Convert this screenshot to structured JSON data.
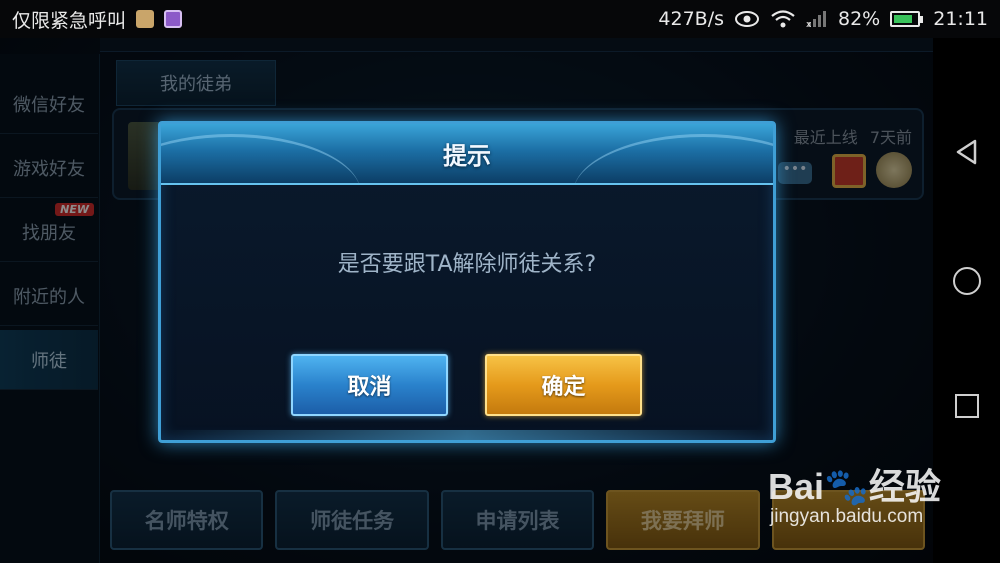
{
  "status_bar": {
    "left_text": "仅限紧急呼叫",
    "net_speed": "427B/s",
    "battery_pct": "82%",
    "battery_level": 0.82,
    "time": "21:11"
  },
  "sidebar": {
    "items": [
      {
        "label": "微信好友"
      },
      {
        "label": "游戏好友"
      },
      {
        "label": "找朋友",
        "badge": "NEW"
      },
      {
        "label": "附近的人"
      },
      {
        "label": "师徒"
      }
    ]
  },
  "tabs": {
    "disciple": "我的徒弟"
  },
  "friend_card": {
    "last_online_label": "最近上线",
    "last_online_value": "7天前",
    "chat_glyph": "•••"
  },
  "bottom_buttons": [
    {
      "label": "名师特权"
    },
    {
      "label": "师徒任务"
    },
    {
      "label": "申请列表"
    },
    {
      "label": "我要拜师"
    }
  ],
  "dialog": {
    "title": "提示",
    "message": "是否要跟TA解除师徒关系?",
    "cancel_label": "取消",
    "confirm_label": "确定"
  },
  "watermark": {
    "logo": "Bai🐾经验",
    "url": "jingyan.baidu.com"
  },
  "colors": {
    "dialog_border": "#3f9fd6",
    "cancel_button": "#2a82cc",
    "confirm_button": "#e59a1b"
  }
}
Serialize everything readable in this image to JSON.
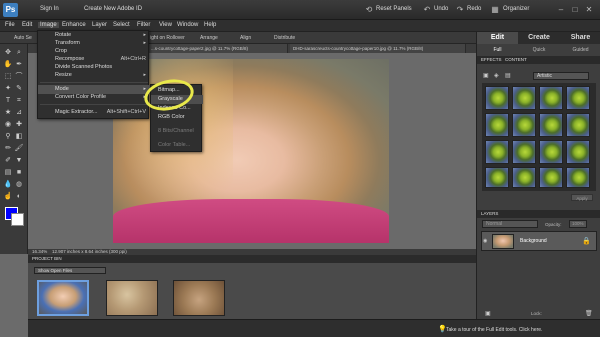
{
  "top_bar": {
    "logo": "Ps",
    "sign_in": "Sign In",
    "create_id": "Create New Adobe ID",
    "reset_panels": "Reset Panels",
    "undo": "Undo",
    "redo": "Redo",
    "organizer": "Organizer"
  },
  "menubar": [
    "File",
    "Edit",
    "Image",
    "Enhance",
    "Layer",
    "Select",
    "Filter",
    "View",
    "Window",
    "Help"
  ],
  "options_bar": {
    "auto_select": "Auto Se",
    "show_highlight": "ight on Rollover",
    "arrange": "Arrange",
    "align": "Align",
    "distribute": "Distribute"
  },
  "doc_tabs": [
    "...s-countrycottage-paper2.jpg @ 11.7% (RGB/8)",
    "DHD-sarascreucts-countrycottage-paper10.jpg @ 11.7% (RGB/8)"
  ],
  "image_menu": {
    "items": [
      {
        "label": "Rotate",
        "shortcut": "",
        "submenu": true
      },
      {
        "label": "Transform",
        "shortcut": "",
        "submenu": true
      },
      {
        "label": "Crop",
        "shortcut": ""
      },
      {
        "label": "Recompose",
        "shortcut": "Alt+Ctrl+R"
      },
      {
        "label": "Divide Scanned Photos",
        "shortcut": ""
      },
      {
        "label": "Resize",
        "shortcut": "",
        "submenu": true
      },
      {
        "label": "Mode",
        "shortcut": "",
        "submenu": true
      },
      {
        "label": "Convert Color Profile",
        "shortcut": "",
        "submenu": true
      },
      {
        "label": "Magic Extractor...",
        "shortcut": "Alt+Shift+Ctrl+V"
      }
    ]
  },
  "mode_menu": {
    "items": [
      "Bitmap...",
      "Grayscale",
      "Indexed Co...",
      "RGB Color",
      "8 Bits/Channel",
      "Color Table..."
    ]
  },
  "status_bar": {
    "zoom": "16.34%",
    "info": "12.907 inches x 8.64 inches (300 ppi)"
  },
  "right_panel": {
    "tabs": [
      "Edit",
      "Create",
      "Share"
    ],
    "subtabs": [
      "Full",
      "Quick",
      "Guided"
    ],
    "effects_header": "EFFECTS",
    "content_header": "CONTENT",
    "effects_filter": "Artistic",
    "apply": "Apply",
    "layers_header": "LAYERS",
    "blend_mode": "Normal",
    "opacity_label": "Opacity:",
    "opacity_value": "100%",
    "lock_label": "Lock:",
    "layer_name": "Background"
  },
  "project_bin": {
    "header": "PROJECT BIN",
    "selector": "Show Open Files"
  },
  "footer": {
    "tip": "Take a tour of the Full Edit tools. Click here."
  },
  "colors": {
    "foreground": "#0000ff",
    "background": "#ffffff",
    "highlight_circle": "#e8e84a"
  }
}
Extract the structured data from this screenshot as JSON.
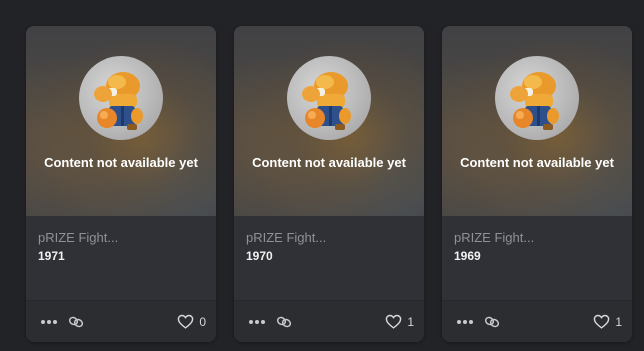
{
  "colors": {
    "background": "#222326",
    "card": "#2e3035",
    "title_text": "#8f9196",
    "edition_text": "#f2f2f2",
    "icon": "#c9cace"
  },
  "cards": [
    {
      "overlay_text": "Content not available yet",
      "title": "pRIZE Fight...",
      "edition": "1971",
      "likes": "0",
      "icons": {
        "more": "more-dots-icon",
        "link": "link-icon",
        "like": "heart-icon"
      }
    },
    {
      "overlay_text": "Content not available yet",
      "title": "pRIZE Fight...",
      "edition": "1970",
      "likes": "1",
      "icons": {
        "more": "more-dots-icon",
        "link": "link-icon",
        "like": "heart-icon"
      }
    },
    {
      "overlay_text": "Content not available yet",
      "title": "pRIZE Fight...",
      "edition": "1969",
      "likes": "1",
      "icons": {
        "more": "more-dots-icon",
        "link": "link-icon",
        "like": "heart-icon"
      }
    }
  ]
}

...

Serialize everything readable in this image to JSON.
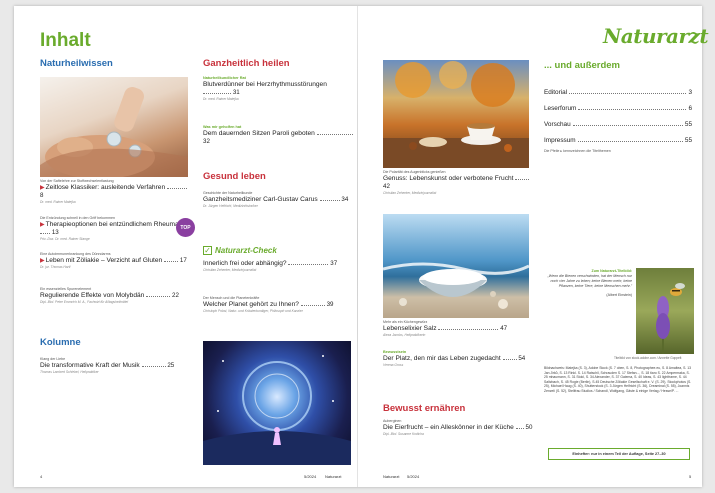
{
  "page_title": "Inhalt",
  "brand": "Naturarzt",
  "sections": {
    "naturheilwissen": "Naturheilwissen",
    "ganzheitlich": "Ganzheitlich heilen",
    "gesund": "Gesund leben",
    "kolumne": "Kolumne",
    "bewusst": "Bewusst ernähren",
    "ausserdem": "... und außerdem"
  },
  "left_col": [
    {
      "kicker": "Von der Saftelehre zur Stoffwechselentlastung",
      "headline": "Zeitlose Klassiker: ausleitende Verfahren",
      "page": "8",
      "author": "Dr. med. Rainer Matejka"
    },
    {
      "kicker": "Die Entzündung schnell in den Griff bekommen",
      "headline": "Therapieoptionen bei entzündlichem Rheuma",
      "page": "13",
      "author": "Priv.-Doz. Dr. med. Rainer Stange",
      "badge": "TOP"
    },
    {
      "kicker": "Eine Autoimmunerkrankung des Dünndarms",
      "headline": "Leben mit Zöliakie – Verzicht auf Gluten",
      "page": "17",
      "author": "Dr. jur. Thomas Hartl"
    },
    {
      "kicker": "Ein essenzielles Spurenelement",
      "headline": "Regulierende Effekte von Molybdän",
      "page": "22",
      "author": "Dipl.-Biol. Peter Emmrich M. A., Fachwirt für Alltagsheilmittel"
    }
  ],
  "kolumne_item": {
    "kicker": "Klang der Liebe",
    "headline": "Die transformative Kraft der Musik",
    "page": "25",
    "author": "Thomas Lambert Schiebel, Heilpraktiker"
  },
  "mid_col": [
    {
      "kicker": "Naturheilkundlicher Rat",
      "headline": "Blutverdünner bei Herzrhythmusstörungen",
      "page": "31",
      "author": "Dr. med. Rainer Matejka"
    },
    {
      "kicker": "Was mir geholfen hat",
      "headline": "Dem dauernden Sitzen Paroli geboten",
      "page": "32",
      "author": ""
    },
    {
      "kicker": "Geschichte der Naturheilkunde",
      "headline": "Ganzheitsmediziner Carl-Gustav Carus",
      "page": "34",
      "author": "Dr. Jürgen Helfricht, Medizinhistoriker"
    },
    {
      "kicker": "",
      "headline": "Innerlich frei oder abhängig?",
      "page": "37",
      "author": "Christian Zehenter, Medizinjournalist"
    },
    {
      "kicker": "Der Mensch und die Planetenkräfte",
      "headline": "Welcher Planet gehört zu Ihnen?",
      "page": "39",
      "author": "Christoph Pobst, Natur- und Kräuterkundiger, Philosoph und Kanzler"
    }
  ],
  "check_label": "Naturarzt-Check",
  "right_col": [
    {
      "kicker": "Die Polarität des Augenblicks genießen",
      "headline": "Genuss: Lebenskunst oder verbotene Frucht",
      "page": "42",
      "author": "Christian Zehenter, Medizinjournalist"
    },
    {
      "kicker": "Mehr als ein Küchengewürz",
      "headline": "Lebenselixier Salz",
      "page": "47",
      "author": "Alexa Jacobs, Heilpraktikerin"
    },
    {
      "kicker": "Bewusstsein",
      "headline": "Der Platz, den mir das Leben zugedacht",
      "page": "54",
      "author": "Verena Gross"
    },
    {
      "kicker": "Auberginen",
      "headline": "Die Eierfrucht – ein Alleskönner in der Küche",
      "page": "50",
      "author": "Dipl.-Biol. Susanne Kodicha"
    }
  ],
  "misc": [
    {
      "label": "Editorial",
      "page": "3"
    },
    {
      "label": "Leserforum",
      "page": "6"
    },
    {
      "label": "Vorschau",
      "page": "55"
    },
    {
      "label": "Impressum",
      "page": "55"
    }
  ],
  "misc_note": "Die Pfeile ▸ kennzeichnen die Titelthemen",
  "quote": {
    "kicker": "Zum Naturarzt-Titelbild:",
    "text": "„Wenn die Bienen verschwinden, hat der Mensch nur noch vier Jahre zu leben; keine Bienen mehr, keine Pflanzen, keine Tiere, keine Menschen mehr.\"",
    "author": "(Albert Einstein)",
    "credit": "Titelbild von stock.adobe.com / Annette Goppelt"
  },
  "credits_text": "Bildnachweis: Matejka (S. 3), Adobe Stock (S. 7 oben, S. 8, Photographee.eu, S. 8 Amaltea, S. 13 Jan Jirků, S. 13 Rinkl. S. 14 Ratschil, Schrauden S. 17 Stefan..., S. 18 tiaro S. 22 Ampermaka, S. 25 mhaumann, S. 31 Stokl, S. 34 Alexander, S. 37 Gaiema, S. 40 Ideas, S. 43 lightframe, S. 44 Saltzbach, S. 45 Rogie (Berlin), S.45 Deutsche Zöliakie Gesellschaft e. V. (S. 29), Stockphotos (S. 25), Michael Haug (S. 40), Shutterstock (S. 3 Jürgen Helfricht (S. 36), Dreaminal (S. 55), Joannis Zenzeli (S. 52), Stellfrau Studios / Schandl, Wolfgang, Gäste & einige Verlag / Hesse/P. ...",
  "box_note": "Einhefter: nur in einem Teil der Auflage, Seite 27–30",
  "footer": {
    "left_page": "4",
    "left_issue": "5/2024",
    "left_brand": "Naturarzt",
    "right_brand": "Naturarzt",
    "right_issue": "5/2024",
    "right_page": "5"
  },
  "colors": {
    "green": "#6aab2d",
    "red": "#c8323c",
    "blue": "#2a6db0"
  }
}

● Task statement:
Determine the count of lines in the data above with the string "Naturarzt" in them, and give that count alone.

● Problem solution:
5